# [WRITTEN PROBLEM]
Copy out each line exactly as it appears.

** BEGIN SUPPLIED RECORDS **

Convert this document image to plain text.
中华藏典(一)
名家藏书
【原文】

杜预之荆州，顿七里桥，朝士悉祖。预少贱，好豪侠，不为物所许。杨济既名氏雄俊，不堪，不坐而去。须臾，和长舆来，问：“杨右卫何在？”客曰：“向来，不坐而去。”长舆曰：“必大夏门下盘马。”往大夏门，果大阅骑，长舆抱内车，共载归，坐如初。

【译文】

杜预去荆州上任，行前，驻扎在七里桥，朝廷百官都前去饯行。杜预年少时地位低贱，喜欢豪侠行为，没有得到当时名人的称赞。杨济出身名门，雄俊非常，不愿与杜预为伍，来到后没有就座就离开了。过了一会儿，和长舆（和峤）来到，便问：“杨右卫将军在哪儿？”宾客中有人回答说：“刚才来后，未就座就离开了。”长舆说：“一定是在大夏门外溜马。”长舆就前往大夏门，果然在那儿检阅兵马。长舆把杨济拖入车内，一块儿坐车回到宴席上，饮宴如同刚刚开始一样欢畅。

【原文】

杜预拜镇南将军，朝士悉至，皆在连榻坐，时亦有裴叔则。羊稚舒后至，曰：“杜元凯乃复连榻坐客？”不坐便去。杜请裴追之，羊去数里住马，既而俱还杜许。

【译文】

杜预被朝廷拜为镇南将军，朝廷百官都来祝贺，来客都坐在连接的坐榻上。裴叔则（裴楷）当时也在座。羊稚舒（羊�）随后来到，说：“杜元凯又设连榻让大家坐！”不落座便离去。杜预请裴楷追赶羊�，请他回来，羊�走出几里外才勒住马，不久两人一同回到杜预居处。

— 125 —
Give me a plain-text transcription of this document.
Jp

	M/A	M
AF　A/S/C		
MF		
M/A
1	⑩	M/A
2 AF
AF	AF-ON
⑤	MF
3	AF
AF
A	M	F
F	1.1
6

** END SUPPLIED RECORDS **

# [SOLUTION TO THIS TASK]
Convert this document image to plain text.
中华藏典(一)
名家藏书
【原文】

杜预之荆州，顿七里桥，朝士悉祖。预少贱，好豪侠，不为物所许。杨济既名氏雄俊，不堪，不坐而去。须臾，和长舆来，问：“杨右卫何在？”客曰：“向来，不坐而去。”长舆曰：“必大夏门下盘马。”往大夏门，果大阅骑，长舆抱内车，共载归，坐如初。

【译文】

杜预去荆州上任，行前，驻扎在七里桥，朝廷百官都前去饯行。杜预年少时地位低贱，喜欢豪侠行为，没有得到当时名人的称赞。杨济出身名门，雄俊非常，不愿与杜预为伍，来到后没有就座就离开了。过了一会儿，和长舆（和峤）来到，便问：“杨右卫将军在哪儿？”宾客中有人回答说：“刚才来后，未就座就离开了。”长舆说：“一定是在大夏门外溜马。”长舆就前往大夏门，果然在那儿检阅兵马。长舆把杨济拖入车内，一块儿坐车回到宴席上，饮宴如同刚刚开始一样欢畅。

【原文】

杜预拜镇南将军，朝士悉至，皆在连榻坐，时亦有裴叔则。羊稚舒后至，曰：“杜元凯乃复连榻坐客？”不坐便去。杜请裴追之，羊去数里住马，既而俱还杜许。

【译文】

杜预被朝廷拜为镇南将军，朝廷百官都来祝贺，来客都坐在连接的坐榻上。裴叔则（裴楷）当时也在座。羊稚舒（羊�）随后来到，说：“杜元凯又设连榻让大家坐！”不落座便离去。杜预请裴楷追赶羊�，请他回来，羊�走出几里外才勒住马，不久两人一同回到杜预居处。

— 125 —
Give me a plain-text transcription of this document.
Jp

	M/A	M
AF　A/S/C		
MF		
M/A
1	⑩	M/A
2 AF
AF	AF-ON
⑤	MF
3	AF
AF
A	M	F
F	1.1
6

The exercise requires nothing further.